SHORT PROBLEM
State how many lines in the entries below contain "name". Write nothing but the number.

[Part of a data file]
((

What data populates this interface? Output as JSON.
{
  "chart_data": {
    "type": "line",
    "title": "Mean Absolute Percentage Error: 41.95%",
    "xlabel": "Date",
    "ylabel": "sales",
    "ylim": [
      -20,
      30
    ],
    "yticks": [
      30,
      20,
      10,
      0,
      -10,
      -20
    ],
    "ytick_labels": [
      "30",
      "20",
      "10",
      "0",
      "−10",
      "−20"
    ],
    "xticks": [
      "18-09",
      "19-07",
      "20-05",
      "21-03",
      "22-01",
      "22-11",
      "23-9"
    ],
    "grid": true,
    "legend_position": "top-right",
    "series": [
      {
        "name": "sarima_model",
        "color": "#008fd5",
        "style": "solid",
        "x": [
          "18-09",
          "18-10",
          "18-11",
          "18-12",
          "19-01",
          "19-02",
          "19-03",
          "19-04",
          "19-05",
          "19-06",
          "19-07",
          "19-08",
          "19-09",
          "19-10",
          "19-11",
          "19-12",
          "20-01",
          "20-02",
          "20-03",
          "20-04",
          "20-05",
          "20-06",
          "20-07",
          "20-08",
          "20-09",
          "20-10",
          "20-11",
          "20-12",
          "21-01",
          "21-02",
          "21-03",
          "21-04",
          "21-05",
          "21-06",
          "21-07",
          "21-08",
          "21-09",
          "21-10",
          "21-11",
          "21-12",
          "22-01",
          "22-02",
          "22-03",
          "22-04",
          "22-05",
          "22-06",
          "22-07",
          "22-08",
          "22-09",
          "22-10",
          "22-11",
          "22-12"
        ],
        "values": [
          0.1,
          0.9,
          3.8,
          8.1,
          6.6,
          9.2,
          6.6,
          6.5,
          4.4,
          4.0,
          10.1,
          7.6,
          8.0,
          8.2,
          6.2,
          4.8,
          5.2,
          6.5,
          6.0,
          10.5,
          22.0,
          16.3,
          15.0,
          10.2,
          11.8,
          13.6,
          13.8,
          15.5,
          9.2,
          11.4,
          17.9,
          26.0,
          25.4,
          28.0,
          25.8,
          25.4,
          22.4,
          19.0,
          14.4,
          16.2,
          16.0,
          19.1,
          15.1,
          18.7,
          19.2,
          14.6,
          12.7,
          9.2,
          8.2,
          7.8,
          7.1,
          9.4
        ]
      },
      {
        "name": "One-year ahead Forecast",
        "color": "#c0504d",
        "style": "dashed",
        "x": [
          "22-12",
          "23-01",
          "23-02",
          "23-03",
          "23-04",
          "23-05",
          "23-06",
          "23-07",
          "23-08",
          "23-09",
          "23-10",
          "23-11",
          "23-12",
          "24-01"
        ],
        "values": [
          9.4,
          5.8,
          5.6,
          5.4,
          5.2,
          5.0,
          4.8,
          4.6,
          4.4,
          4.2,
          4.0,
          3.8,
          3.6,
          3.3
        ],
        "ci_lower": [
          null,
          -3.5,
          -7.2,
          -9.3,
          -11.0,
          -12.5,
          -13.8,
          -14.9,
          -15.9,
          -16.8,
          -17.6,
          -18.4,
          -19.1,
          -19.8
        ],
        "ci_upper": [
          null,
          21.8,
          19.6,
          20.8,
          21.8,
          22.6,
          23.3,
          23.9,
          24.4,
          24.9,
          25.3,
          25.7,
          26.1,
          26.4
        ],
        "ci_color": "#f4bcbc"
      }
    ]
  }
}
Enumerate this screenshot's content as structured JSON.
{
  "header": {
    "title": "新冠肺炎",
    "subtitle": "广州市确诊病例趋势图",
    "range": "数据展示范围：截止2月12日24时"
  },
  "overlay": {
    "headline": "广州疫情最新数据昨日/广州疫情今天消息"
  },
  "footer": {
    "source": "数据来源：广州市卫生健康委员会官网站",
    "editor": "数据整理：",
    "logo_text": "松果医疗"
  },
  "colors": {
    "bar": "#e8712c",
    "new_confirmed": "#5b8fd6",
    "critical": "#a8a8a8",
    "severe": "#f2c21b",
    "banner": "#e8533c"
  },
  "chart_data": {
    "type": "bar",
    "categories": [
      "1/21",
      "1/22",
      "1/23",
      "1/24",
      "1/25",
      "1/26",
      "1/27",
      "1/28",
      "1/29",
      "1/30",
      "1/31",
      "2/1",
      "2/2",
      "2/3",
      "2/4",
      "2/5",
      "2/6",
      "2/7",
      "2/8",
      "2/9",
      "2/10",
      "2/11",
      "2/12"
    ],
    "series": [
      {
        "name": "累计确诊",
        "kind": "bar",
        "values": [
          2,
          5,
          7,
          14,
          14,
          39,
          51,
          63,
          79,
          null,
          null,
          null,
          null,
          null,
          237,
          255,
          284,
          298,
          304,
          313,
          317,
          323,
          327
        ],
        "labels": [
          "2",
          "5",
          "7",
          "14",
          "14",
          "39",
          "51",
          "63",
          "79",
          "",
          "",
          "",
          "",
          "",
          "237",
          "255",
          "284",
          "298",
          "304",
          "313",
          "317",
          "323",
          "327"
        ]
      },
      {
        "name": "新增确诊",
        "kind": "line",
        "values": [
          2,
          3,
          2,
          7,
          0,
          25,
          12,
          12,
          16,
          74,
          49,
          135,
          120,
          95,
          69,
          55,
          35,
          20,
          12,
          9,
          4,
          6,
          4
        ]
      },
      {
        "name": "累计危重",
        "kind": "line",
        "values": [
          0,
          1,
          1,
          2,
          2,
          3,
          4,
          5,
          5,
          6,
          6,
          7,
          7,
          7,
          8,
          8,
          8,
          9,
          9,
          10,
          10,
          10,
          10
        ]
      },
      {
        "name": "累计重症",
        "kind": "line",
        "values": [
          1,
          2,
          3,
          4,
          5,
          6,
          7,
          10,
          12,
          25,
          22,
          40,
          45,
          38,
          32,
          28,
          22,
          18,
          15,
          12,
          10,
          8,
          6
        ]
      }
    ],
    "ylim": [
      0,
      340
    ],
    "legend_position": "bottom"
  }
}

))

EXERCISE ANSWER
6